### Direction
Pick out every line in the data below that holds "Escritorio".

[Data entries]

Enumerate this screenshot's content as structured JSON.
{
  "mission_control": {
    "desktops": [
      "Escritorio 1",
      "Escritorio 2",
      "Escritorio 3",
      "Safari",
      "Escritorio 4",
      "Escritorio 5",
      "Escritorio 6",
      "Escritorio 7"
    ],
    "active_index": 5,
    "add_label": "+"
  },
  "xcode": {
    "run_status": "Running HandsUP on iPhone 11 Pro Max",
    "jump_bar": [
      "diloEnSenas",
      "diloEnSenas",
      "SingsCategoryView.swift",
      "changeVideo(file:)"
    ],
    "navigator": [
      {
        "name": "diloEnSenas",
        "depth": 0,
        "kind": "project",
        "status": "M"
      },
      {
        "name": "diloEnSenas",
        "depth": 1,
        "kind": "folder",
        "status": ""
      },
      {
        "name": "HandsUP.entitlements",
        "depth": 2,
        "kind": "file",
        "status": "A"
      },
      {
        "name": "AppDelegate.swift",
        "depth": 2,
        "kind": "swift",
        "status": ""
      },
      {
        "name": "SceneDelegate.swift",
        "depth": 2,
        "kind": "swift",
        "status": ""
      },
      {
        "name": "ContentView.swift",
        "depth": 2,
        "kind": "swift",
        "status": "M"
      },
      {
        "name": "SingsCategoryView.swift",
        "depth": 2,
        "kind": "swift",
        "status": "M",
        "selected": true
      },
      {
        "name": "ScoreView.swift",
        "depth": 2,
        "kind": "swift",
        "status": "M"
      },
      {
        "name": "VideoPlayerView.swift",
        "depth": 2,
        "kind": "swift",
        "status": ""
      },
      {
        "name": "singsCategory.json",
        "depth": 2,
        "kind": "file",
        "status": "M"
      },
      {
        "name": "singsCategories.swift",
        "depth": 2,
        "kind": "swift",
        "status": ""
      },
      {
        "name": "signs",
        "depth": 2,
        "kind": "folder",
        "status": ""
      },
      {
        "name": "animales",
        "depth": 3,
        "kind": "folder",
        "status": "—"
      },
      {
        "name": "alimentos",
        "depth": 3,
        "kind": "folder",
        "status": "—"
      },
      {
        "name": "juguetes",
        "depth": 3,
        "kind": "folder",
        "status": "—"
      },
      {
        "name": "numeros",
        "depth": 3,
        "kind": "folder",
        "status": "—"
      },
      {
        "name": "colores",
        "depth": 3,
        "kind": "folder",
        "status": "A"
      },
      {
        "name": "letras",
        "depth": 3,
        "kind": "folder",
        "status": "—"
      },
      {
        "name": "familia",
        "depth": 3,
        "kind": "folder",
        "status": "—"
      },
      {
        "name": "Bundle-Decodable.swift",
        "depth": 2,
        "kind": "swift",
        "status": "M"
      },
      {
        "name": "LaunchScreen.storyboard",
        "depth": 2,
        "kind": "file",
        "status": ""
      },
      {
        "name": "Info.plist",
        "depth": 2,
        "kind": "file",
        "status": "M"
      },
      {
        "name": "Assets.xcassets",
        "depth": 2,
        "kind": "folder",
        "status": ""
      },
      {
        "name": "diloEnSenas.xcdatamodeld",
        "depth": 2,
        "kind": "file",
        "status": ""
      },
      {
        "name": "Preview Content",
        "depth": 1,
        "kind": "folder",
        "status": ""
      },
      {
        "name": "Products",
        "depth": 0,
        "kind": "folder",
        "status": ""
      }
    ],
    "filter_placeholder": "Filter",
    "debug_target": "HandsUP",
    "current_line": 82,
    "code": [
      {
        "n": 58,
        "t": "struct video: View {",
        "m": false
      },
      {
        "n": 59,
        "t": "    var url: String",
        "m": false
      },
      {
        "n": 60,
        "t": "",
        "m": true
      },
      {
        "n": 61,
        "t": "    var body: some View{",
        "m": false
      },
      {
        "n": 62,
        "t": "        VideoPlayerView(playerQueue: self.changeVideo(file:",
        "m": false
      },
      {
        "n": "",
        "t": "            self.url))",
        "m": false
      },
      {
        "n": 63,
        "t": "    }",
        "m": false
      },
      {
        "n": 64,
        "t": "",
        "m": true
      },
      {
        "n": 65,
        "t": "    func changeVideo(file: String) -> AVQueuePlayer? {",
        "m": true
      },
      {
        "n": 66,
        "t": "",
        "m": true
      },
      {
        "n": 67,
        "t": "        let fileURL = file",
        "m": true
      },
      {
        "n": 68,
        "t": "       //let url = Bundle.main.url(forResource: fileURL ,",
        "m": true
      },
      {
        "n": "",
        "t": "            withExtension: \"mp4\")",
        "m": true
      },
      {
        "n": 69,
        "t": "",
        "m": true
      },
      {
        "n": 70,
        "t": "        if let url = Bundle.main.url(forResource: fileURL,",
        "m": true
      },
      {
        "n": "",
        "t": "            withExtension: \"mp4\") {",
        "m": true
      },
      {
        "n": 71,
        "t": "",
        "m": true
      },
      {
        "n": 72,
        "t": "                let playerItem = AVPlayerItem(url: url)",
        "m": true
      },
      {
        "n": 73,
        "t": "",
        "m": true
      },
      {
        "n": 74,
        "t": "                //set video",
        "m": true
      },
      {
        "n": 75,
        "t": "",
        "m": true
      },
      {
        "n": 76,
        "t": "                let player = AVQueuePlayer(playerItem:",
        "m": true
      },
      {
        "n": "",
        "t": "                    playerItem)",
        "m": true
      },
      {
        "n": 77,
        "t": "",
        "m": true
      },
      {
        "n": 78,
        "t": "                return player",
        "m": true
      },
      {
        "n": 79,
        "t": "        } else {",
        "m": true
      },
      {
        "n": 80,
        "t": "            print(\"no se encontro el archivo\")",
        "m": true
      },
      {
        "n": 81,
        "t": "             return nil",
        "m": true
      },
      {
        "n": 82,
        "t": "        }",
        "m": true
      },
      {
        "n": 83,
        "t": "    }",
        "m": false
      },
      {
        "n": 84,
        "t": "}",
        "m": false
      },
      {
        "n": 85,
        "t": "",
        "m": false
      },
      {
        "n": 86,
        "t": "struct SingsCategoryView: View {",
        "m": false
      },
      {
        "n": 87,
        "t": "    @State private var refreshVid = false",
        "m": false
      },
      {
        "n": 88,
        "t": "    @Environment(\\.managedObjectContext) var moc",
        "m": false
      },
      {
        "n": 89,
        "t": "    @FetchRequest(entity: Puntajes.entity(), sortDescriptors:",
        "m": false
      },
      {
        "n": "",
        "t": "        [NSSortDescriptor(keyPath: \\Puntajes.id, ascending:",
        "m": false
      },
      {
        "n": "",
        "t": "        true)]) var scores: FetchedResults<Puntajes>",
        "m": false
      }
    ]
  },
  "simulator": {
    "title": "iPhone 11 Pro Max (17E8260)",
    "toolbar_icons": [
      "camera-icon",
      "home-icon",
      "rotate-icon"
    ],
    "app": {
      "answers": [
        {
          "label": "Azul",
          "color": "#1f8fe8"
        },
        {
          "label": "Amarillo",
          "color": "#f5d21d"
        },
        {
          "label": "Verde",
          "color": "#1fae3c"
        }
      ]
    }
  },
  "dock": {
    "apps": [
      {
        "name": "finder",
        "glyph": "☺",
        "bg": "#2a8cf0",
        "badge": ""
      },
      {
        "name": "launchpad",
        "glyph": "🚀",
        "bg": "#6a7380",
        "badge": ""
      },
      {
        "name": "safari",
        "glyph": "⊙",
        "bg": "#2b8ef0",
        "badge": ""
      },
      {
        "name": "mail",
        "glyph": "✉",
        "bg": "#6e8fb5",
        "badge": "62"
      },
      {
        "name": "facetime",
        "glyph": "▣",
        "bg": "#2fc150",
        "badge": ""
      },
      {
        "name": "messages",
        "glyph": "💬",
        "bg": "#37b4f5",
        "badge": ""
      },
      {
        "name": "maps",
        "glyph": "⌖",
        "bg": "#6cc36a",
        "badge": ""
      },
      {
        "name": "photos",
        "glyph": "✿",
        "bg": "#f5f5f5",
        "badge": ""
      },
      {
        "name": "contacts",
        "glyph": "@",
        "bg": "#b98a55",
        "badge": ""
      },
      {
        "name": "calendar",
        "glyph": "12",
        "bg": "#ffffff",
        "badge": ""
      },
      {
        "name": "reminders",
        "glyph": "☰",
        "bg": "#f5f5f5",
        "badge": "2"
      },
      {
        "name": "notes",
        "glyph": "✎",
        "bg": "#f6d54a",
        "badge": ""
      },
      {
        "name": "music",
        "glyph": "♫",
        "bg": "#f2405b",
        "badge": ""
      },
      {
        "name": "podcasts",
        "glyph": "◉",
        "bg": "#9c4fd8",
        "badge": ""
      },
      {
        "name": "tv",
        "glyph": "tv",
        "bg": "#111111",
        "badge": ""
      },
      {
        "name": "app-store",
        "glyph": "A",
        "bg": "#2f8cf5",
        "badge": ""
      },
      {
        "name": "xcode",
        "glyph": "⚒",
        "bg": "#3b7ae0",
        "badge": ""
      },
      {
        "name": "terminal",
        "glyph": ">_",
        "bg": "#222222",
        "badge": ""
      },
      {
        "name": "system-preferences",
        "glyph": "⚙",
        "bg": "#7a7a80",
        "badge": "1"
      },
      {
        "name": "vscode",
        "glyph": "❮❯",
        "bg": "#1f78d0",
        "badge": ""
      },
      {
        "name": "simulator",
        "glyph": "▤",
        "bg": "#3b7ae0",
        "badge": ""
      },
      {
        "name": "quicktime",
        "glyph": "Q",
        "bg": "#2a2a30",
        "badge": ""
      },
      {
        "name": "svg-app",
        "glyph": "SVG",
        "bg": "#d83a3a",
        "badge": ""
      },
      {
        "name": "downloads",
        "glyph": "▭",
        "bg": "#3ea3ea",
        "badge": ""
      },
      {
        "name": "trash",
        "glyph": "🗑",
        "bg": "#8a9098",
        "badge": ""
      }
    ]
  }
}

### Solution to this task
      "Escritorio 1",
      "Escritorio 2",
      "Escritorio 3",
      "Escritorio 4",
      "Escritorio 5",
      "Escritorio 6",
      "Escritorio 7"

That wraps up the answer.